» **PROBLEM DETAILS**: Present every line in which the string "Engineering" appears.

» **EXERCISE INPUT**:
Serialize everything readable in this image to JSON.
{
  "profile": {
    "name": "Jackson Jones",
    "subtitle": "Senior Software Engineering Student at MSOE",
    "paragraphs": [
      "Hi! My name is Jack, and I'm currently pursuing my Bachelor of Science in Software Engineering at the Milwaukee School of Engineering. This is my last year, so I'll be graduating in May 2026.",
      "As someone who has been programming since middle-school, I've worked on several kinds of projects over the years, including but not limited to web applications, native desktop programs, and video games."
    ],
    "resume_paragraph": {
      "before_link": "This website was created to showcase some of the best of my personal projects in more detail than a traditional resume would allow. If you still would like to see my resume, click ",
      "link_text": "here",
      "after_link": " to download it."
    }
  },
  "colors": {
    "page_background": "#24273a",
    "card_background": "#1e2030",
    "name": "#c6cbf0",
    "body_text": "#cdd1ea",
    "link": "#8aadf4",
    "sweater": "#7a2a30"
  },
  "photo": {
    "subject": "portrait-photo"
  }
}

» **EXERCISE OUTPUT**:
    "subtitle": "Senior Software Engineering Student at MSOE",
      "Hi! My name is Jack, and I'm currently pursuing my Bachelor of Science in Software Engineering at the Milwaukee School of Engineering. This is my last year, so I'll be graduating in May 2026.",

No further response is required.